-- Start of EXTRACTED MATERIAL --
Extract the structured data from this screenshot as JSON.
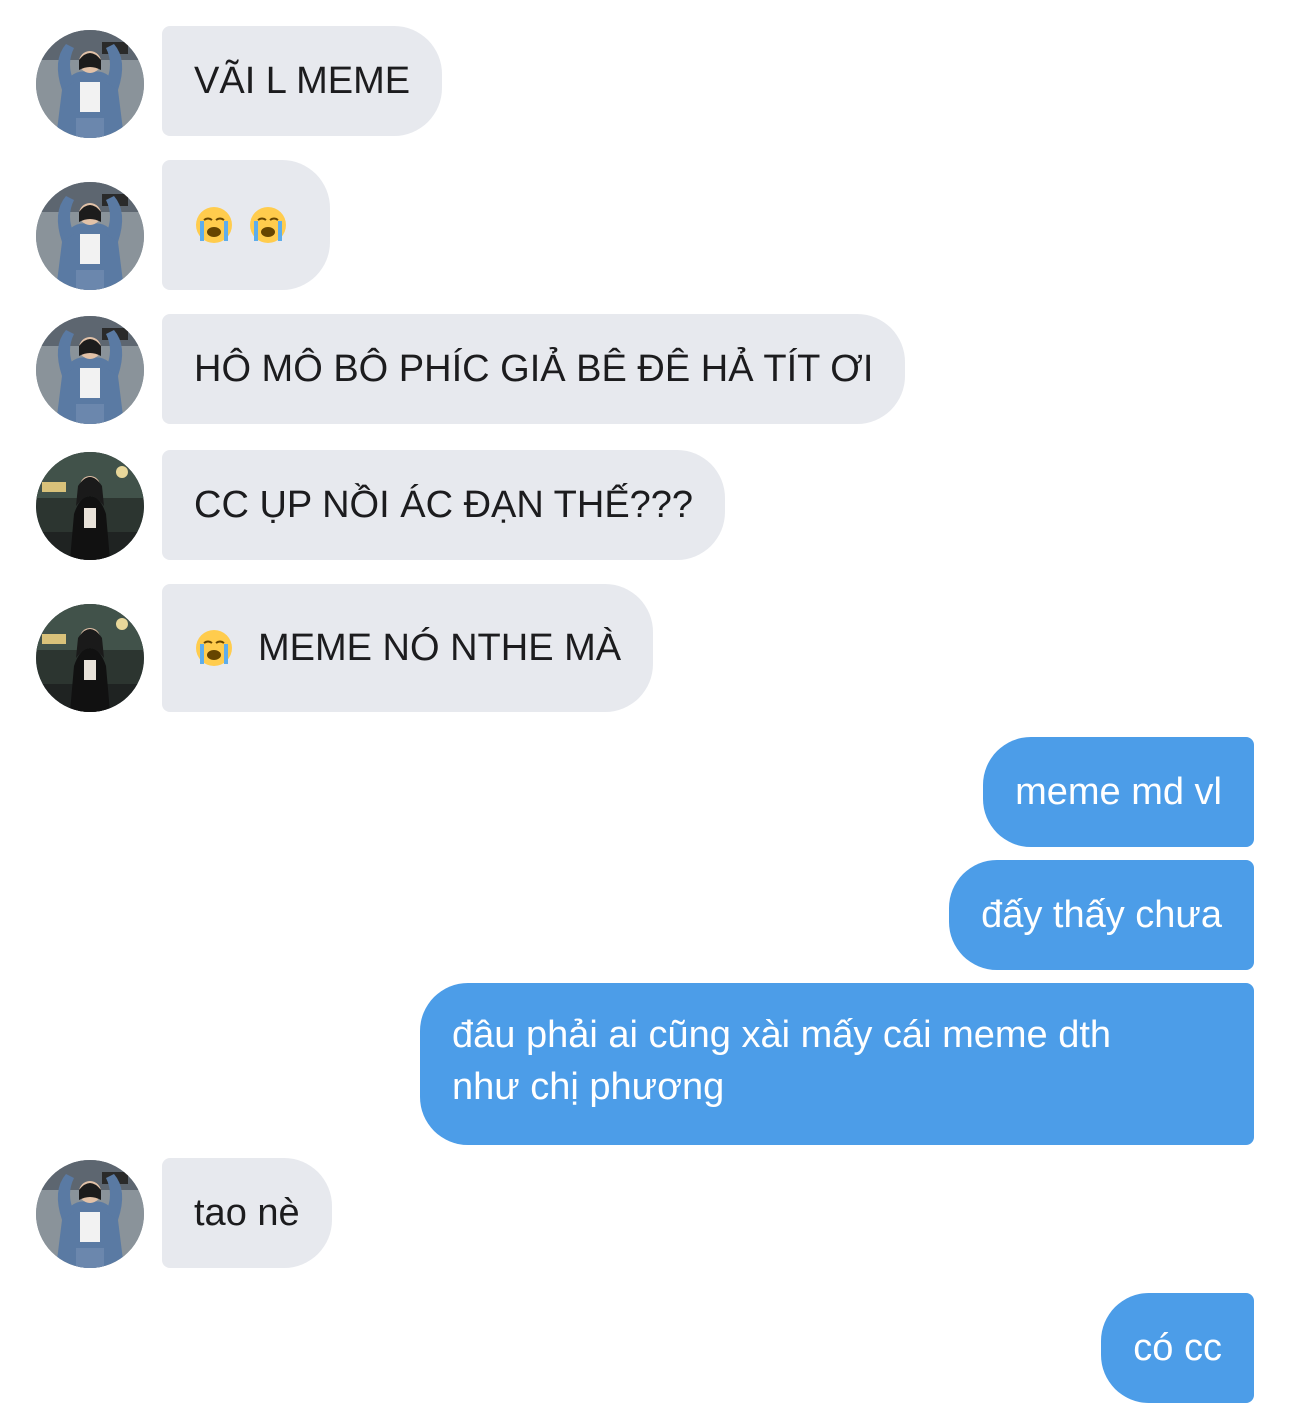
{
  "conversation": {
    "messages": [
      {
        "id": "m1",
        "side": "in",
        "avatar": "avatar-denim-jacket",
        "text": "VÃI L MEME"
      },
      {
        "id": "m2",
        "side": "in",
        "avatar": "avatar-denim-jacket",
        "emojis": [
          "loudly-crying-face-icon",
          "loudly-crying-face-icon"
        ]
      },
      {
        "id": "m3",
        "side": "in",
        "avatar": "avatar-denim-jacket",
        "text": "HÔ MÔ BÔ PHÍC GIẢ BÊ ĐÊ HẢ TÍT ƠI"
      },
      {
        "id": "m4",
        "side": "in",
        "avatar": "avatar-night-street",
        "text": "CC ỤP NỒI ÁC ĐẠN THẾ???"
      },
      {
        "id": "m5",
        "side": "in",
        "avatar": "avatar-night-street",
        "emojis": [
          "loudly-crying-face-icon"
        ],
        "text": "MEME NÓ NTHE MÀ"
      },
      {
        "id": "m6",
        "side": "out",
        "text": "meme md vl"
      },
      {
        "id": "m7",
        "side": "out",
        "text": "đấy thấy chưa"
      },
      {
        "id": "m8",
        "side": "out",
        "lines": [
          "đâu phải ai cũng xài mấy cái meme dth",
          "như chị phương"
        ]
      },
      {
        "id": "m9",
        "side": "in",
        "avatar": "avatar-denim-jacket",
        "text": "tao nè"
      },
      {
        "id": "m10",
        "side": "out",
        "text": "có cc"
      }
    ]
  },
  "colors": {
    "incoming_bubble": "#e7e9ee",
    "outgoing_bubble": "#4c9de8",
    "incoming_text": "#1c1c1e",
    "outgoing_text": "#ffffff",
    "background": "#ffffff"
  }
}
-- End of EXTRACTED MATERIAL --
-- Start of EXTRACTED MATERIAL --
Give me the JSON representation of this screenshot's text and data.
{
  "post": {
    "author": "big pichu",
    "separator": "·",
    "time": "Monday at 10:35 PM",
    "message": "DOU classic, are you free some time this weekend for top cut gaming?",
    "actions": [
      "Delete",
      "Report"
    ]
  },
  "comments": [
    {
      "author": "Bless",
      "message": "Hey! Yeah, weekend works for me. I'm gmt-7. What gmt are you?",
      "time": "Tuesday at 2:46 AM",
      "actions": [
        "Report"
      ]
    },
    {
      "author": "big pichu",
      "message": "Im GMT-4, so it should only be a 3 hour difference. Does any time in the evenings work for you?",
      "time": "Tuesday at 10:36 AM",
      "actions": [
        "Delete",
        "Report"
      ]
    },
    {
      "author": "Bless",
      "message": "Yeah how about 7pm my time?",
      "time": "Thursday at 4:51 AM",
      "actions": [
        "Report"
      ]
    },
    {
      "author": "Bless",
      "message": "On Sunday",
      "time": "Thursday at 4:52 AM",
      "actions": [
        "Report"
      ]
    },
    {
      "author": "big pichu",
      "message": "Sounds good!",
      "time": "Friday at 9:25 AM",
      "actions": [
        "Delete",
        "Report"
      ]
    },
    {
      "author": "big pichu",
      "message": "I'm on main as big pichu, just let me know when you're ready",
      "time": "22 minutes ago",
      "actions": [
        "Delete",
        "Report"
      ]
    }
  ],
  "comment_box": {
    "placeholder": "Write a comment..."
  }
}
-- End of EXTRACTED MATERIAL --
-- Start of EXTRACTED MATERIAL --
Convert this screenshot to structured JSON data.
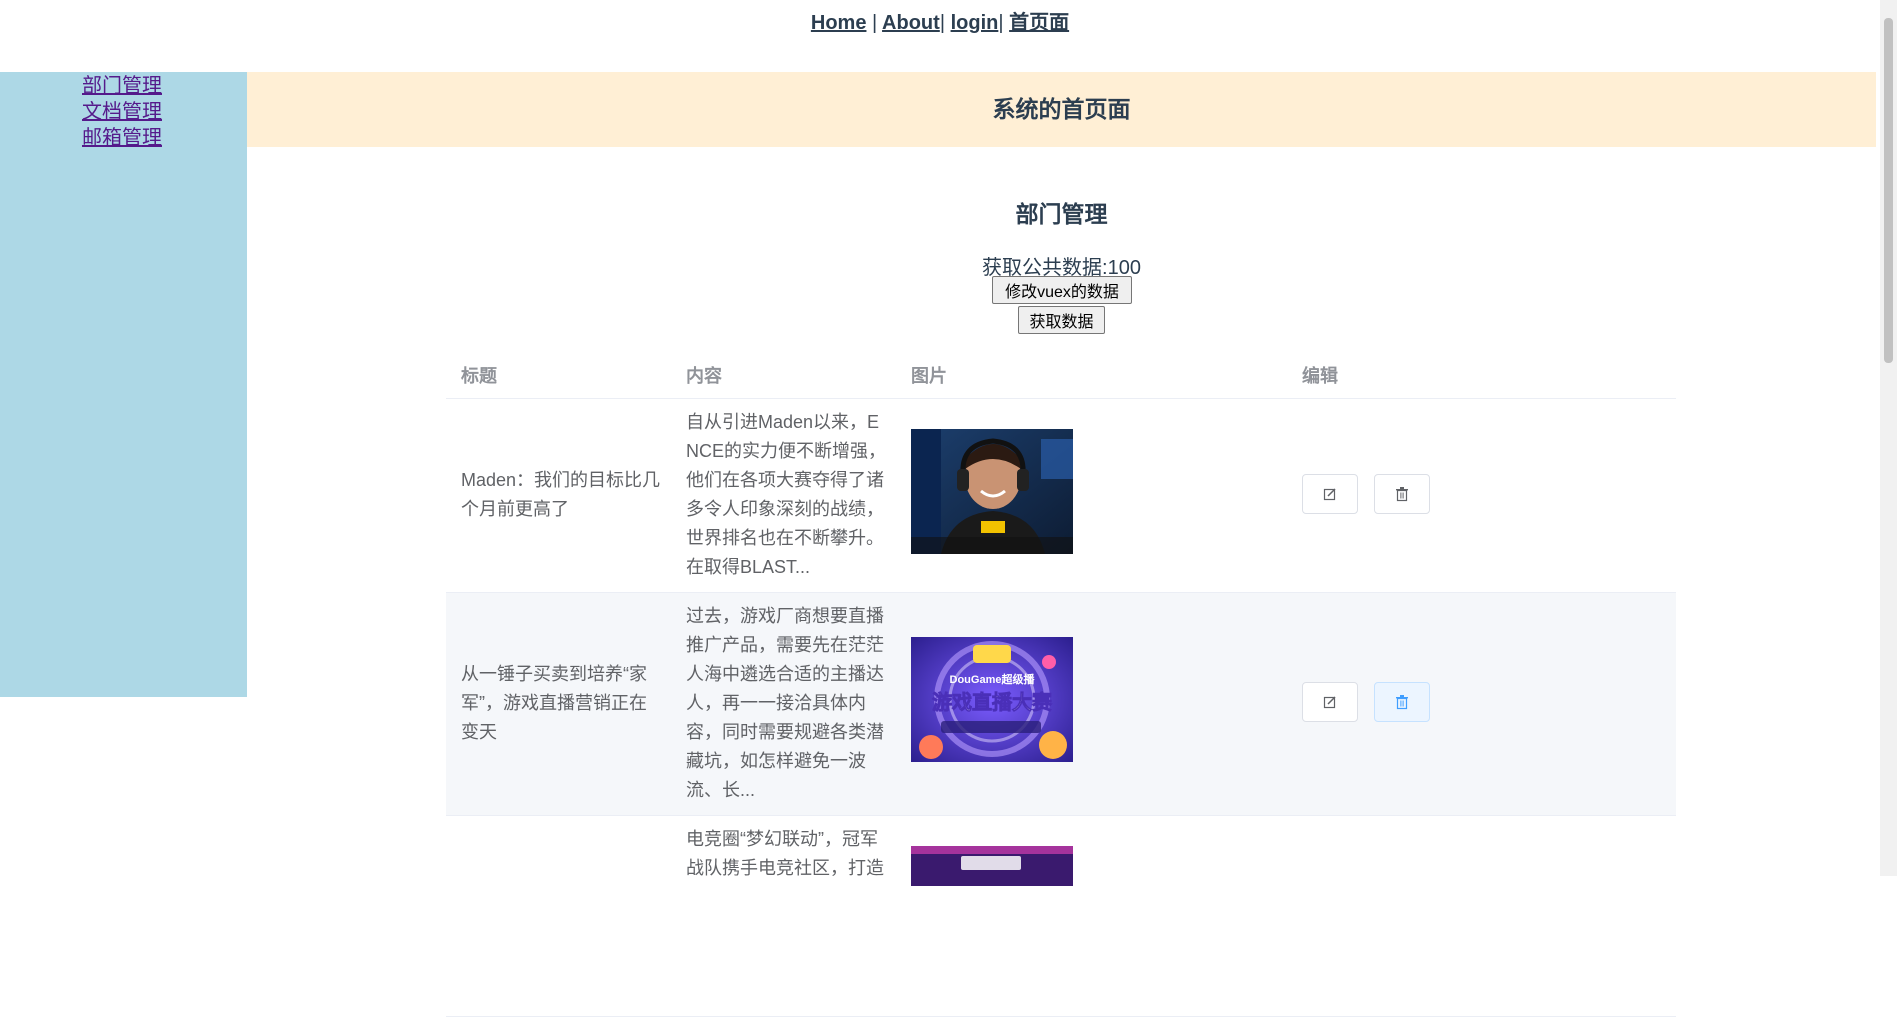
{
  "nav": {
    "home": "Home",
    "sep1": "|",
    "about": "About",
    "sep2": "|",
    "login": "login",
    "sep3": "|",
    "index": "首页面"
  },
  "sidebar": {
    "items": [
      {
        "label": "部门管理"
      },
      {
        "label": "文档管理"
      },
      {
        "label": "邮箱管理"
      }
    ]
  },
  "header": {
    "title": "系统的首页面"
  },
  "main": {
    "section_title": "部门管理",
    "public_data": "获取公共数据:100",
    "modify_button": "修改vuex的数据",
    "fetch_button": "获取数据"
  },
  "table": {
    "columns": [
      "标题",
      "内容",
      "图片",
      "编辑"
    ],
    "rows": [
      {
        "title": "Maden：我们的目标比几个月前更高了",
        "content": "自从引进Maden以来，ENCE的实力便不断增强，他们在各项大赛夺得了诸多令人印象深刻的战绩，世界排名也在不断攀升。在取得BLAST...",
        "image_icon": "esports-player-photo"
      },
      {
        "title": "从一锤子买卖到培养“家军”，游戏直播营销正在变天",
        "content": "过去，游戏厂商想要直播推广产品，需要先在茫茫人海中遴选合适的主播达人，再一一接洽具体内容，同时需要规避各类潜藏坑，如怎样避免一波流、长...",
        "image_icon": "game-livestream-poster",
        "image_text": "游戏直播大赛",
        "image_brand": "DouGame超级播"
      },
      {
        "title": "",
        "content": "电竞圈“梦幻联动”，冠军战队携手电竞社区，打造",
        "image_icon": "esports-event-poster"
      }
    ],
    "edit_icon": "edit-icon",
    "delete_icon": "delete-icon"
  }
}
-- End of EXTRACTED MATERIAL --
### WHAT YOU SHOULD DO
Determine how many of the lines above hold the word "Yeah", and output that number by itself.

### EXPECTED ANSWER
2